# [MATERIAL FOR THE TASK]
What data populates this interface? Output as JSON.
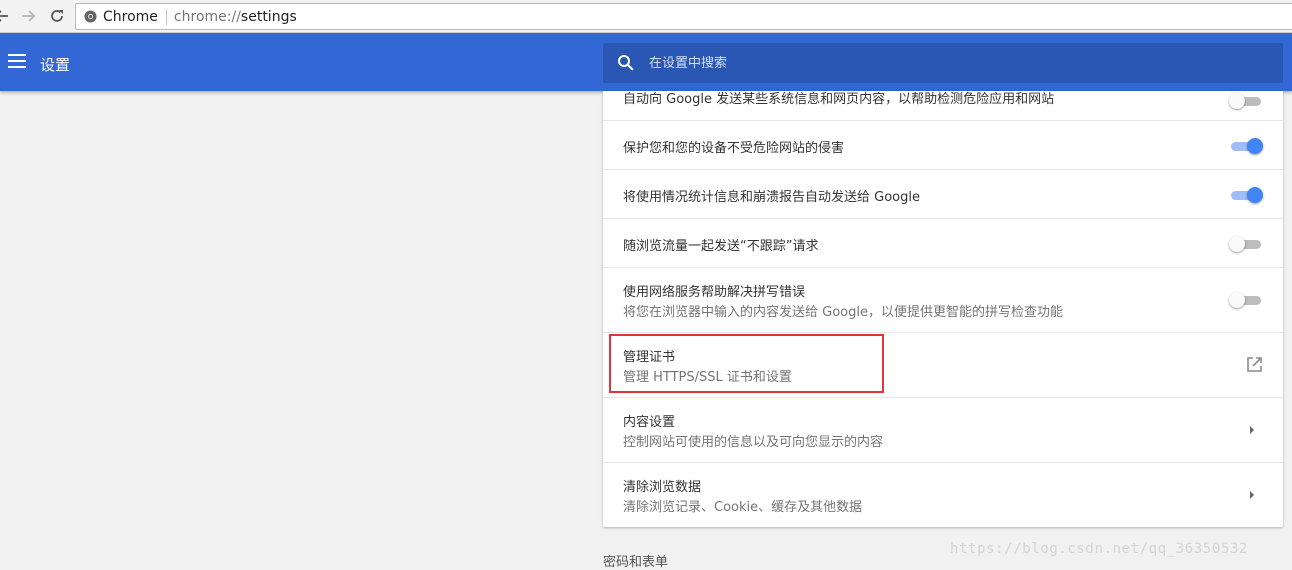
{
  "browser": {
    "chip_label": "Chrome",
    "url_scheme": "chrome://",
    "url_host": "settings"
  },
  "header": {
    "title": "设置",
    "search_placeholder": "在设置中搜索",
    "accent_color": "#3367d6"
  },
  "rows": [
    {
      "title": "自动向 Google 发送某些系统信息和网页内容，以帮助检测危险应用和网站",
      "control": "toggle",
      "state": "off"
    },
    {
      "title": "保护您和您的设备不受危险网站的侵害",
      "control": "toggle",
      "state": "on"
    },
    {
      "title": "将使用情况统计信息和崩溃报告自动发送给 Google",
      "control": "toggle",
      "state": "on"
    },
    {
      "title": "随浏览流量一起发送“不跟踪”请求",
      "control": "toggle",
      "state": "off"
    },
    {
      "title": "使用网络服务帮助解决拼写错误",
      "subtitle": "将您在浏览器中输入的内容发送给 Google，以便提供更智能的拼写检查功能",
      "control": "toggle",
      "state": "off"
    },
    {
      "title": "管理证书",
      "subtitle": "管理 HTTPS/SSL 证书和设置",
      "control": "external-link-icon"
    },
    {
      "title": "内容设置",
      "subtitle": "控制网站可使用的信息以及可向您显示的内容",
      "control": "chevron-right-icon"
    },
    {
      "title": "清除浏览数据",
      "subtitle": "清除浏览记录、Cookie、缓存及其他数据",
      "control": "chevron-right-icon"
    }
  ],
  "next_section_title": "密码和表单",
  "watermark": "https://blog.csdn.net/qq_36350532",
  "highlight_color": "#e0343b"
}
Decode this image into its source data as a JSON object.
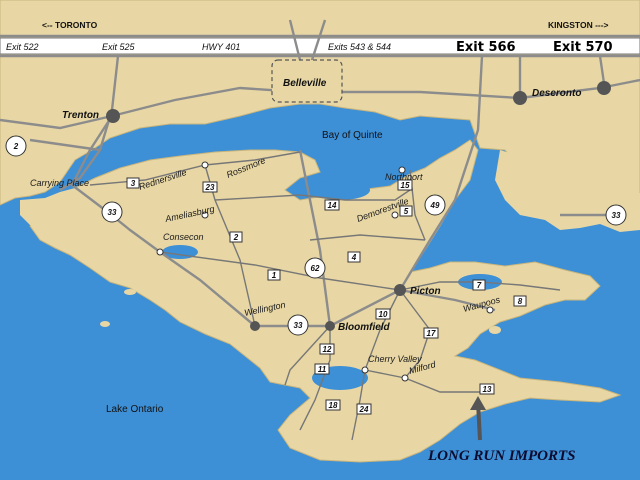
{
  "directions": {
    "west": "<-- TORONTO",
    "east": "KINGSTON --->"
  },
  "highway_bar": {
    "exit_522": "Exit 522",
    "exit_525": "Exit 525",
    "hwy_name": "HWY 401",
    "exits_543_544": "Exits 543 & 544",
    "exit_566": "Exit 566",
    "exit_570": "Exit 570"
  },
  "towns": {
    "belleville": "Belleville",
    "trenton": "Trenton",
    "deseronto": "Deseronto",
    "rednersville": "Rednersville",
    "rossmore": "Rossmore",
    "ameliasburg": "Ameliasburg",
    "carrying_place": "Carrying Place",
    "consecon": "Consecon",
    "northport": "Northport",
    "demorestville": "Demorestville",
    "picton": "Picton",
    "wellington": "Wellington",
    "bloomfield": "Bloomfield",
    "waupoos": "Waupoos",
    "cherry_valley": "Cherry Valley",
    "milford": "Milford"
  },
  "water": {
    "bay_of_quinte": "Bay of Quinte",
    "lake_ontario": "Lake Ontario"
  },
  "highways": {
    "h2": "2",
    "h33_west": "33",
    "h33_east": "33",
    "h33_south": "33",
    "h49": "49",
    "h62": "62"
  },
  "county_roads": {
    "r1": "1",
    "r2": "2",
    "r3": "3",
    "r4": "4",
    "r5": "5",
    "r7": "7",
    "r8": "8",
    "r10": "10",
    "r11": "11",
    "r12": "12",
    "r13": "13",
    "r14": "14",
    "r15": "15",
    "r17": "17",
    "r18": "18",
    "r23": "23",
    "r24": "24"
  },
  "credit": "LONG RUN IMPORTS",
  "colors": {
    "water": "#3d8fd6",
    "land": "#e8d7a4",
    "road": "#777777",
    "town_dot": "#555555"
  }
}
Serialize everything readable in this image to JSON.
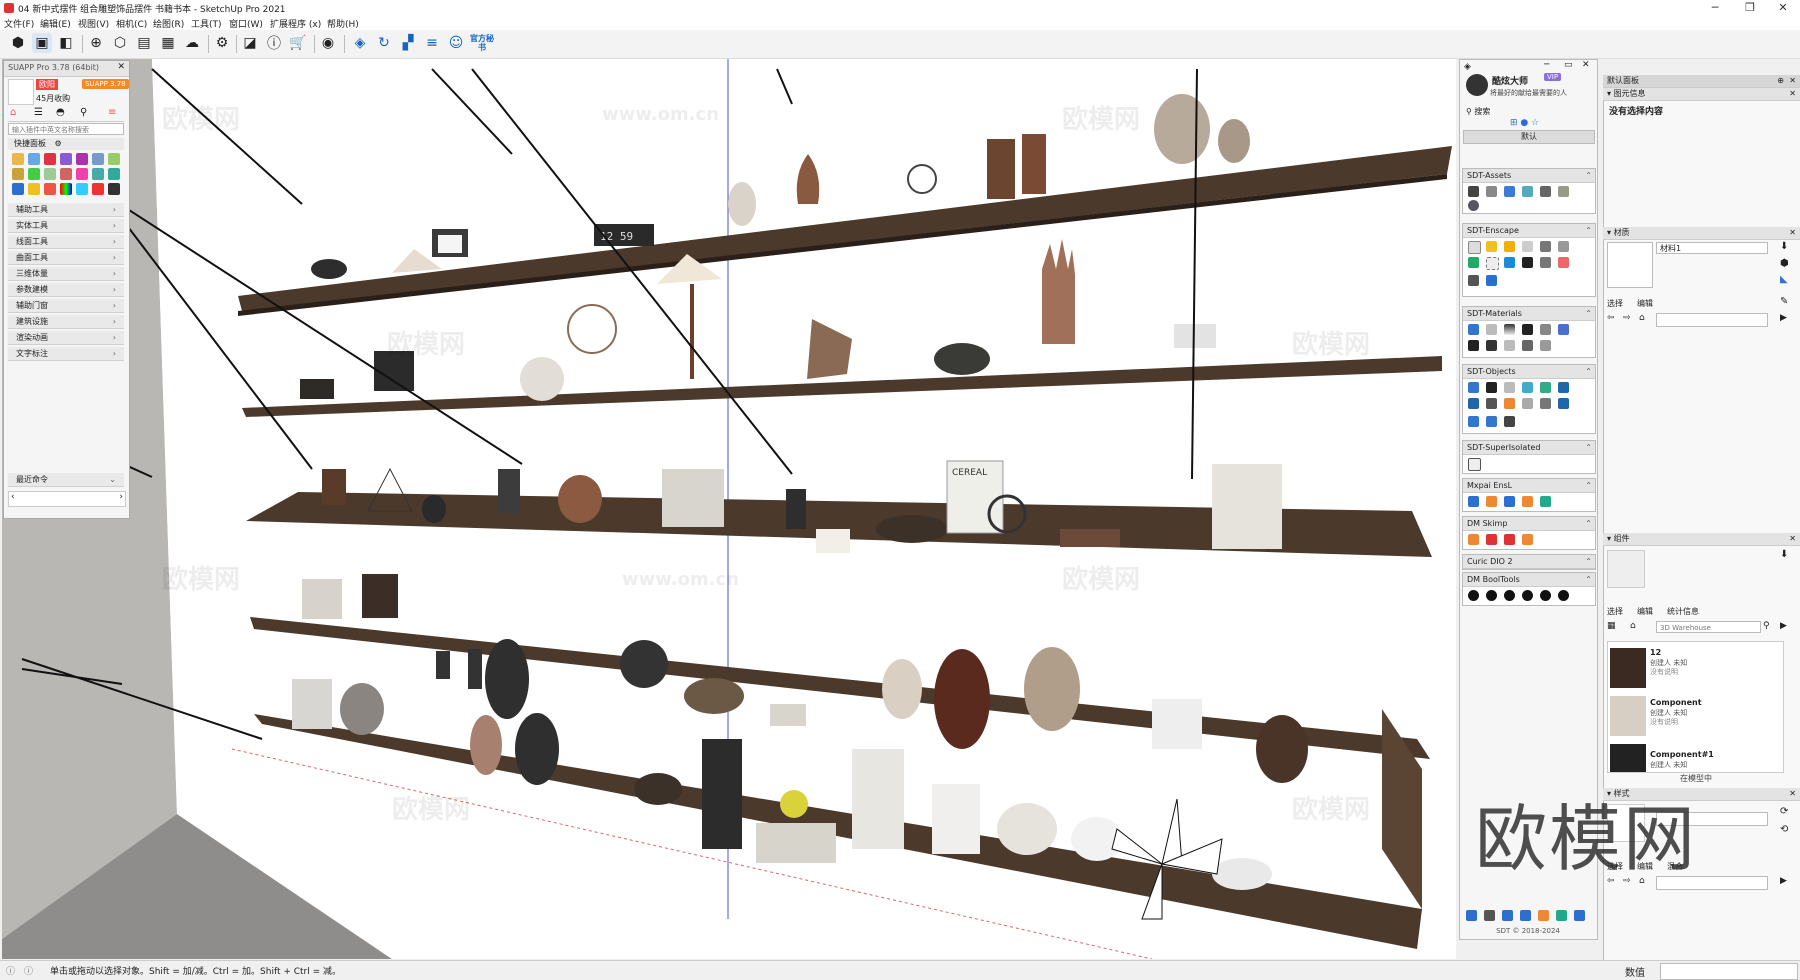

# [STATED PROBLEM]
Please set down each line of the data above exactly as written, without the pictures.

# [FINISHED TASK]
What data populates this interface? Output as JSON.
{
  "browser": {
    "chip_label": "Chrome",
    "url_scheme": "chrome://",
    "url_host": "settings"
  },
  "header": {
    "title": "设置",
    "search_placeholder": "在设置中搜索",
    "accent_color": "#3367d6"
  },
  "rows": [
    {
      "title": "自动向 Google 发送某些系统信息和网页内容，以帮助检测危险应用和网站",
      "control": "toggle",
      "state": "off"
    },
    {
      "title": "保护您和您的设备不受危险网站的侵害",
      "control": "toggle",
      "state": "on"
    },
    {
      "title": "将使用情况统计信息和崩溃报告自动发送给 Google",
      "control": "toggle",
      "state": "on"
    },
    {
      "title": "随浏览流量一起发送“不跟踪”请求",
      "control": "toggle",
      "state": "off"
    },
    {
      "title": "使用网络服务帮助解决拼写错误",
      "subtitle": "将您在浏览器中输入的内容发送给 Google，以便提供更智能的拼写检查功能",
      "control": "toggle",
      "state": "off"
    },
    {
      "title": "管理证书",
      "subtitle": "管理 HTTPS/SSL 证书和设置",
      "control": "external-link-icon"
    },
    {
      "title": "内容设置",
      "subtitle": "控制网站可使用的信息以及可向您显示的内容",
      "control": "chevron-right-icon"
    },
    {
      "title": "清除浏览数据",
      "subtitle": "清除浏览记录、Cookie、缓存及其他数据",
      "control": "chevron-right-icon"
    }
  ],
  "next_section_title": "密码和表单",
  "watermark": "https://blog.csdn.net/qq_36350532",
  "highlight_color": "#e0343b"
}
Decode this image into its source data as a JSON object.
{
  "directions": {
    "west": "<-- TORONTO",
    "east": "KINGSTON --->"
  },
  "highway_bar": {
    "exit_522": "Exit 522",
    "exit_525": "Exit 525",
    "hwy_name": "HWY 401",
    "exits_543_544": "Exits 543 & 544",
    "exit_566": "Exit 566",
    "exit_570": "Exit 570"
  },
  "towns": {
    "belleville": "Belleville",
    "trenton": "Trenton",
    "deseronto": "Deseronto",
    "rednersville": "Rednersville",
    "rossmore": "Rossmore",
    "ameliasburg": "Ameliasburg",
    "carrying_place": "Carrying Place",
    "consecon": "Consecon",
    "northport": "Northport",
    "demorestville": "Demorestville",
    "picton": "Picton",
    "wellington": "Wellington",
    "bloomfield": "Bloomfield",
    "waupoos": "Waupoos",
    "cherry_valley": "Cherry Valley",
    "milford": "Milford"
  },
  "water": {
    "bay_of_quinte": "Bay of Quinte",
    "lake_ontario": "Lake Ontario"
  },
  "highways": {
    "h2": "2",
    "h33_west": "33",
    "h33_east": "33",
    "h33_south": "33",
    "h49": "49",
    "h62": "62"
  },
  "county_roads": {
    "r1": "1",
    "r2": "2",
    "r3": "3",
    "r4": "4",
    "r5": "5",
    "r7": "7",
    "r8": "8",
    "r10": "10",
    "r11": "11",
    "r12": "12",
    "r13": "13",
    "r14": "14",
    "r15": "15",
    "r17": "17",
    "r18": "18",
    "r23": "23",
    "r24": "24"
  },
  "credit": "LONG RUN IMPORTS",
  "colors": {
    "water": "#3d8fd6",
    "land": "#e8d7a4",
    "road": "#777777",
    "town_dot": "#555555"
  }
}
Serialize everything readable in this image to JSON.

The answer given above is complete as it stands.